─── Supplied data ───

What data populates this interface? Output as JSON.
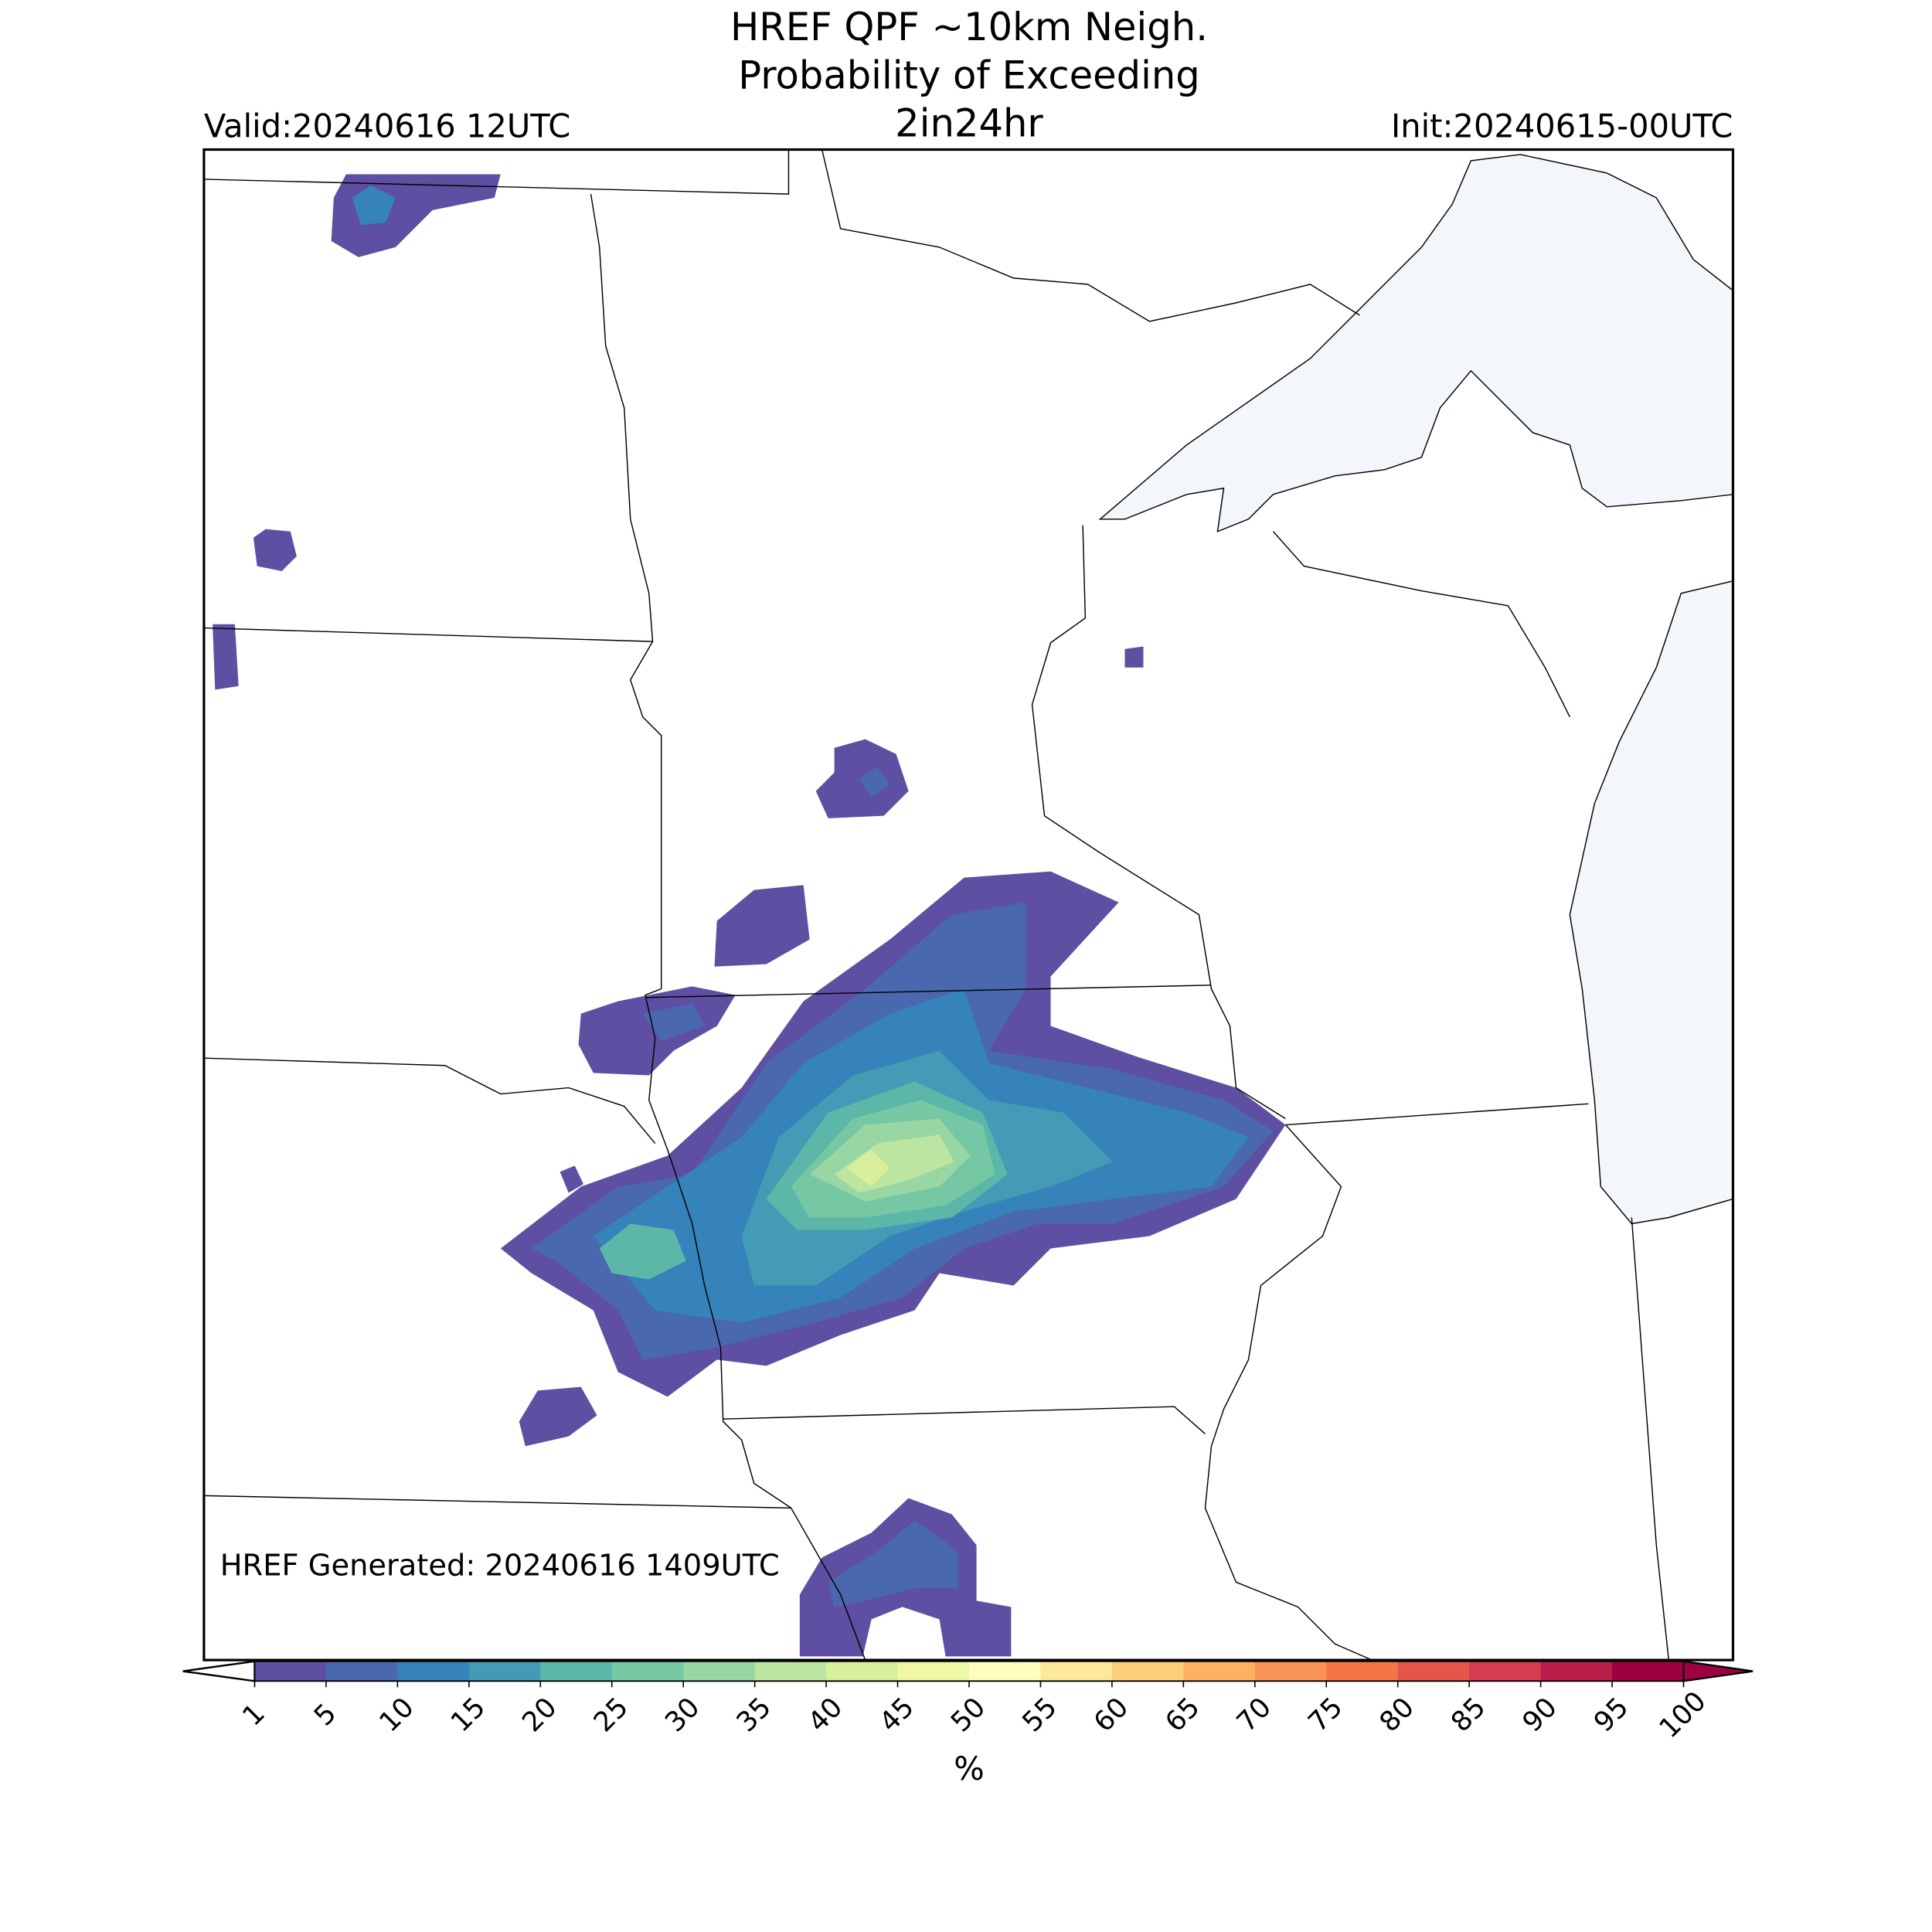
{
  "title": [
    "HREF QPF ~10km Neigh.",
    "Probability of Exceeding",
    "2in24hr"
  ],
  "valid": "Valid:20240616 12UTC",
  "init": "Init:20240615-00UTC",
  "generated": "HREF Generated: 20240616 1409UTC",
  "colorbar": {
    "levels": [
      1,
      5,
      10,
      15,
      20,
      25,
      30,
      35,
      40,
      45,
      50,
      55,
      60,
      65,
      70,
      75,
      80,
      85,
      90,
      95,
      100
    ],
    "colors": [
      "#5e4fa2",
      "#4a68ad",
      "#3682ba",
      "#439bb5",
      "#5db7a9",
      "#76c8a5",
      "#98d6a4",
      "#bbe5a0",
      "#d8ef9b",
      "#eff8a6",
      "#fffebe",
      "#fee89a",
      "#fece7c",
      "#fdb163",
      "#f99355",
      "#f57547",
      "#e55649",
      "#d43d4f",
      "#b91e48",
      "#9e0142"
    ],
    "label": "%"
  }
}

───

Nothing in the entries above should change when they are printed again, except that the pictures are dropped.

What data populates this interface? Output as JSON.
{
  "title": [
    "HREF QPF ~10km Neigh.",
    "Probability of Exceeding",
    "2in24hr"
  ],
  "valid": "Valid:20240616 12UTC",
  "init": "Init:20240615-00UTC",
  "generated": "HREF Generated: 20240616 1409UTC",
  "colorbar": {
    "levels": [
      1,
      5,
      10,
      15,
      20,
      25,
      30,
      35,
      40,
      45,
      50,
      55,
      60,
      65,
      70,
      75,
      80,
      85,
      90,
      95,
      100
    ],
    "colors": [
      "#5e4fa2",
      "#4a68ad",
      "#3682ba",
      "#439bb5",
      "#5db7a9",
      "#76c8a5",
      "#98d6a4",
      "#bbe5a0",
      "#d8ef9b",
      "#eff8a6",
      "#fffebe",
      "#fee89a",
      "#fece7c",
      "#fdb163",
      "#f99355",
      "#f57547",
      "#e55649",
      "#d43d4f",
      "#b91e48",
      "#9e0142"
    ],
    "label": "%"
  }
}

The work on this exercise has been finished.